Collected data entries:
********************
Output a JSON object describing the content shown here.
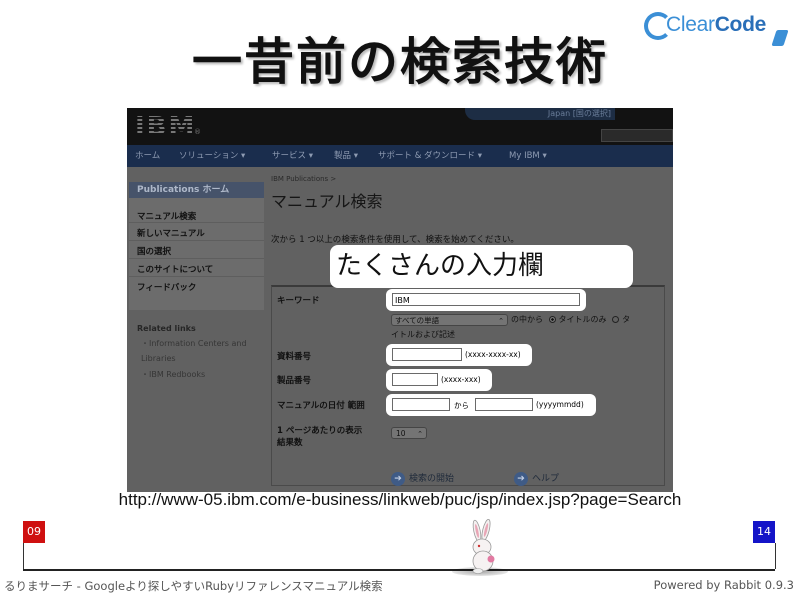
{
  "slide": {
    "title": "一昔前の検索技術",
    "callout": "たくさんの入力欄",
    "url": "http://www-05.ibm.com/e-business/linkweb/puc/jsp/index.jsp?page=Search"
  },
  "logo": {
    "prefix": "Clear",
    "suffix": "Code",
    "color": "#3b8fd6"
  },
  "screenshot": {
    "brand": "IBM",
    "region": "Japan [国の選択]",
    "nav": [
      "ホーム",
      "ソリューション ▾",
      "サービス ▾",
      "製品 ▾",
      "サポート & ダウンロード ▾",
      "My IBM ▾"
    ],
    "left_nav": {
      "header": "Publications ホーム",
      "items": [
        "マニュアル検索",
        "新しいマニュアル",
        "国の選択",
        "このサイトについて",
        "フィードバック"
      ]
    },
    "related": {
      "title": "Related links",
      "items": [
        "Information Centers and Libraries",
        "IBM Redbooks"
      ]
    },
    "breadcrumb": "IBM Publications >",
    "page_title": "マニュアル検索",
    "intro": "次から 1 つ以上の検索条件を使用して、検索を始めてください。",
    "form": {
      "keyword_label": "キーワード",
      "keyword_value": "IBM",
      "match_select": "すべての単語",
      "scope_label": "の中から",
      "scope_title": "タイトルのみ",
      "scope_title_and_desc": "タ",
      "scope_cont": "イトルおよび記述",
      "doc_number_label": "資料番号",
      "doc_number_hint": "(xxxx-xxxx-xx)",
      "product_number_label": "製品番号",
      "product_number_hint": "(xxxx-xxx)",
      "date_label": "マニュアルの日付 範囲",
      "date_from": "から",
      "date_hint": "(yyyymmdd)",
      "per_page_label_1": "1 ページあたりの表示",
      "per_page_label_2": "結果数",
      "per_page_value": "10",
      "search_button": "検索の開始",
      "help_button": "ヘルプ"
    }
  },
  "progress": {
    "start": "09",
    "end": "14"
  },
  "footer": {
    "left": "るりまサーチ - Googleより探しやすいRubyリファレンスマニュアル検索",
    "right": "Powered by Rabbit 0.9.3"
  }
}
********************
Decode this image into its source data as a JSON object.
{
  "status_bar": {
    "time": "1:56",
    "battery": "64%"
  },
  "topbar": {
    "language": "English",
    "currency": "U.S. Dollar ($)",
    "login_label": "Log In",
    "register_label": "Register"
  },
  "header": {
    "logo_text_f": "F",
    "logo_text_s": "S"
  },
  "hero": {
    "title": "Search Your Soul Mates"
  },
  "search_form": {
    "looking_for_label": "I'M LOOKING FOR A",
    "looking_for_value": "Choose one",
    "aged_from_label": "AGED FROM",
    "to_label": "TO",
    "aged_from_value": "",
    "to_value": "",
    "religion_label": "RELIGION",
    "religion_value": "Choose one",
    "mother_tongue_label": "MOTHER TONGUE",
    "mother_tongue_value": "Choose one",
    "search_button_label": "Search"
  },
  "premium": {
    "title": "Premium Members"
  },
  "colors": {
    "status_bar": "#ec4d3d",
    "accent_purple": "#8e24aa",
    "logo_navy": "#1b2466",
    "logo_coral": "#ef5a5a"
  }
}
********************
WRITTEN PROBLEM:
Scan the material above. Copy each line where "Publications" occurs.

SOLUTION TO THE PROBLEM:
      "header": "Publications ホーム",
    "breadcrumb": "IBM Publications >",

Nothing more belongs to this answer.